§ **Task requirements**
Write out every single entry exactly.

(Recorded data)
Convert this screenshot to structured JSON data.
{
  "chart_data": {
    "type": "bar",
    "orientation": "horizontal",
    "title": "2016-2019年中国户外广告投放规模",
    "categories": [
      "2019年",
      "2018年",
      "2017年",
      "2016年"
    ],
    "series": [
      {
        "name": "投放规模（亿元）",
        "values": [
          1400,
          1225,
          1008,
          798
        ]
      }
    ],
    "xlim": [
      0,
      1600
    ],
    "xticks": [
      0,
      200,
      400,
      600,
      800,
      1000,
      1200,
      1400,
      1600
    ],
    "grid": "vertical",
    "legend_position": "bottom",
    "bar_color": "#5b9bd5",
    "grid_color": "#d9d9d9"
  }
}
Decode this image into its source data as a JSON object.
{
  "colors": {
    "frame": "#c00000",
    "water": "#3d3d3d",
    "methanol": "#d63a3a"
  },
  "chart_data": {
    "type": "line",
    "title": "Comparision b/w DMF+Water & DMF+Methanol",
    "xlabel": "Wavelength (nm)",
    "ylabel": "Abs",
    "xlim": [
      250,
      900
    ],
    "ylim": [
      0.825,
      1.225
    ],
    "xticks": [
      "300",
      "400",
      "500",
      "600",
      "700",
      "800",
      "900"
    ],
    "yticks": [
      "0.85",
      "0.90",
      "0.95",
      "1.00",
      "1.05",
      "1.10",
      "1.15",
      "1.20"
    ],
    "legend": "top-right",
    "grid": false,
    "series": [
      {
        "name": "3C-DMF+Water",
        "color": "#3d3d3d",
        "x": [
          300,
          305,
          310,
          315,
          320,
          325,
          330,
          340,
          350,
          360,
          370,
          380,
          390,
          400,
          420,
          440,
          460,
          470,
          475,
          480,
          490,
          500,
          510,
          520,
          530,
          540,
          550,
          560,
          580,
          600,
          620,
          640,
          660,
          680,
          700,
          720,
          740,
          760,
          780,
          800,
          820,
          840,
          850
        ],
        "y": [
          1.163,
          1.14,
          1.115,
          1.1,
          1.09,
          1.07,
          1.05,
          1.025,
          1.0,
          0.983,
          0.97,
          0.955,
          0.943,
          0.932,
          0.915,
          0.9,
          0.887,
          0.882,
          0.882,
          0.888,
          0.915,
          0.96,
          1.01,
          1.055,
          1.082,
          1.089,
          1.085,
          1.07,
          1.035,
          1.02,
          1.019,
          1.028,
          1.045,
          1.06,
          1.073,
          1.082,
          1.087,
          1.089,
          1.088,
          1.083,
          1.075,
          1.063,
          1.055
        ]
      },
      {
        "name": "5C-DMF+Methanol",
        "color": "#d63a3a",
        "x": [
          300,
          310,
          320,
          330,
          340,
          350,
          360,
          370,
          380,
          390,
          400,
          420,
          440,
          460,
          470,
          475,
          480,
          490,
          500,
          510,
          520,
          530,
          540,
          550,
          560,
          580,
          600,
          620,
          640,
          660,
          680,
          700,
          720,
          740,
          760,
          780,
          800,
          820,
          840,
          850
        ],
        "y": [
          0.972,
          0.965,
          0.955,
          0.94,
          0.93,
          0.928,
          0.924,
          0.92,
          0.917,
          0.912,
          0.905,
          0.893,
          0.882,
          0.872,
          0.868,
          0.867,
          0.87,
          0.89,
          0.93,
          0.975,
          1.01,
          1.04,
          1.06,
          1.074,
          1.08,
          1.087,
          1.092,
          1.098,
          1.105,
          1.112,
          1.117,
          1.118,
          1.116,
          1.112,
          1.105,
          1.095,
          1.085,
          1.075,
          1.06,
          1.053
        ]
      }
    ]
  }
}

§ **Reply to the exercise**
Convert this screenshot to structured JSON data.
{
  "chart_data": {
    "type": "bar",
    "orientation": "horizontal",
    "title": "2016-2019年中国户外广告投放规模",
    "categories": [
      "2019年",
      "2018年",
      "2017年",
      "2016年"
    ],
    "series": [
      {
        "name": "投放规模（亿元）",
        "values": [
          1400,
          1225,
          1008,
          798
        ]
      }
    ],
    "xlim": [
      0,
      1600
    ],
    "xticks": [
      0,
      200,
      400,
      600,
      800,
      1000,
      1200,
      1400,
      1600
    ],
    "grid": "vertical",
    "legend_position": "bottom",
    "bar_color": "#5b9bd5",
    "grid_color": "#d9d9d9"
  }
}
Decode this image into its source data as a JSON object.
{
  "colors": {
    "frame": "#c00000",
    "water": "#3d3d3d",
    "methanol": "#d63a3a"
  },
  "chart_data": {
    "type": "line",
    "title": "Comparision b/w DMF+Water & DMF+Methanol",
    "xlabel": "Wavelength (nm)",
    "ylabel": "Abs",
    "xlim": [
      250,
      900
    ],
    "ylim": [
      0.825,
      1.225
    ],
    "xticks": [
      "300",
      "400",
      "500",
      "600",
      "700",
      "800",
      "900"
    ],
    "yticks": [
      "0.85",
      "0.90",
      "0.95",
      "1.00",
      "1.05",
      "1.10",
      "1.15",
      "1.20"
    ],
    "legend": "top-right",
    "grid": false,
    "series": [
      {
        "name": "3C-DMF+Water",
        "color": "#3d3d3d",
        "x": [
          300,
          305,
          310,
          315,
          320,
          325,
          330,
          340,
          350,
          360,
          370,
          380,
          390,
          400,
          420,
          440,
          460,
          470,
          475,
          480,
          490,
          500,
          510,
          520,
          530,
          540,
          550,
          560,
          580,
          600,
          620,
          640,
          660,
          680,
          700,
          720,
          740,
          760,
          780,
          800,
          820,
          840,
          850
        ],
        "y": [
          1.163,
          1.14,
          1.115,
          1.1,
          1.09,
          1.07,
          1.05,
          1.025,
          1.0,
          0.983,
          0.97,
          0.955,
          0.943,
          0.932,
          0.915,
          0.9,
          0.887,
          0.882,
          0.882,
          0.888,
          0.915,
          0.96,
          1.01,
          1.055,
          1.082,
          1.089,
          1.085,
          1.07,
          1.035,
          1.02,
          1.019,
          1.028,
          1.045,
          1.06,
          1.073,
          1.082,
          1.087,
          1.089,
          1.088,
          1.083,
          1.075,
          1.063,
          1.055
        ]
      },
      {
        "name": "5C-DMF+Methanol",
        "color": "#d63a3a",
        "x": [
          300,
          310,
          320,
          330,
          340,
          350,
          360,
          370,
          380,
          390,
          400,
          420,
          440,
          460,
          470,
          475,
          480,
          490,
          500,
          510,
          520,
          530,
          540,
          550,
          560,
          580,
          600,
          620,
          640,
          660,
          680,
          700,
          720,
          740,
          760,
          780,
          800,
          820,
          840,
          850
        ],
        "y": [
          0.972,
          0.965,
          0.955,
          0.94,
          0.93,
          0.928,
          0.924,
          0.92,
          0.917,
          0.912,
          0.905,
          0.893,
          0.882,
          0.872,
          0.868,
          0.867,
          0.87,
          0.89,
          0.93,
          0.975,
          1.01,
          1.04,
          1.06,
          1.074,
          1.08,
          1.087,
          1.092,
          1.098,
          1.105,
          1.112,
          1.117,
          1.118,
          1.116,
          1.112,
          1.105,
          1.095,
          1.085,
          1.075,
          1.06,
          1.053
        ]
      }
    ]
  }
}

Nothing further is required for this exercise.